**AIM OF THE TASK:**
Write the data below out exactly as it stands. Do not include the pictures.

═══ RECORDS TO USE

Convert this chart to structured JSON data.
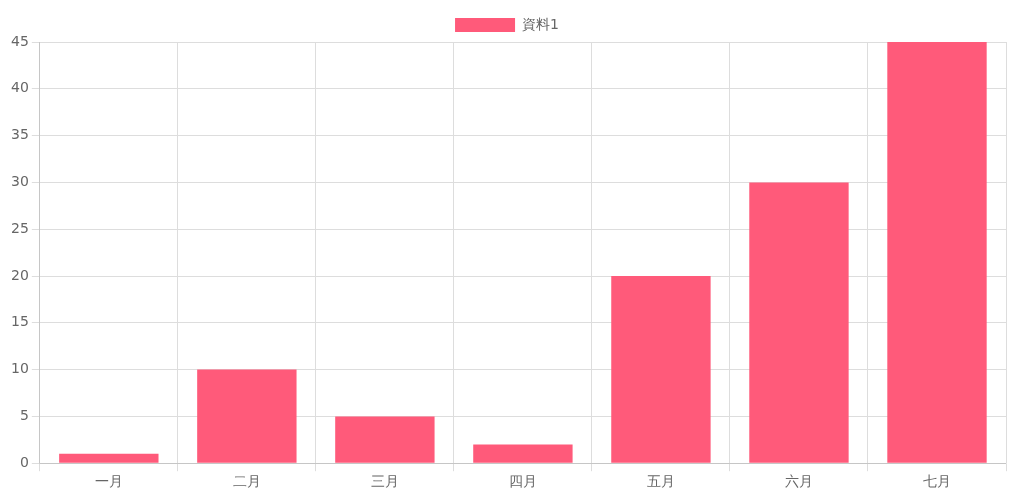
{
  "chart_data": {
    "type": "bar",
    "categories": [
      "一月",
      "二月",
      "三月",
      "四月",
      "五月",
      "六月",
      "七月"
    ],
    "series": [
      {
        "name": "資料1",
        "color": "#ff5a7a",
        "values": [
          1,
          10,
          5,
          2,
          20,
          30,
          45
        ]
      }
    ],
    "ylim": [
      0,
      45
    ],
    "yticks": [
      0,
      5,
      10,
      15,
      20,
      25,
      30,
      35,
      40,
      45
    ],
    "grid": true,
    "legend": "top"
  }
}
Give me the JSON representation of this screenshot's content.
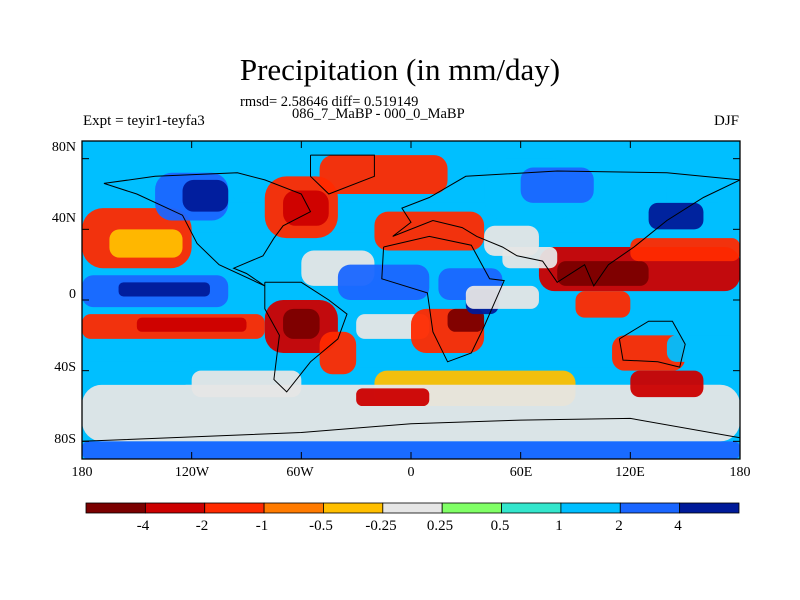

══════

**RESULT BELOW:**
Convert this chart to structured JSON data.
{
  "chart_data": {
    "type": "bar",
    "categories": [
      "一月",
      "二月",
      "三月",
      "四月",
      "五月",
      "六月",
      "七月"
    ],
    "series": [
      {
        "name": "資料1",
        "color": "#ff5a7a",
        "values": [
          1,
          10,
          5,
          2,
          20,
          30,
          45
        ]
      }
    ],
    "ylim": [
      0,
      45
    ],
    "yticks": [
      0,
      5,
      10,
      15,
      20,
      25,
      30,
      35,
      40,
      45
    ],
    "grid": true,
    "legend": "top"
  }
}
Give me the JSON representation of this screenshot's content.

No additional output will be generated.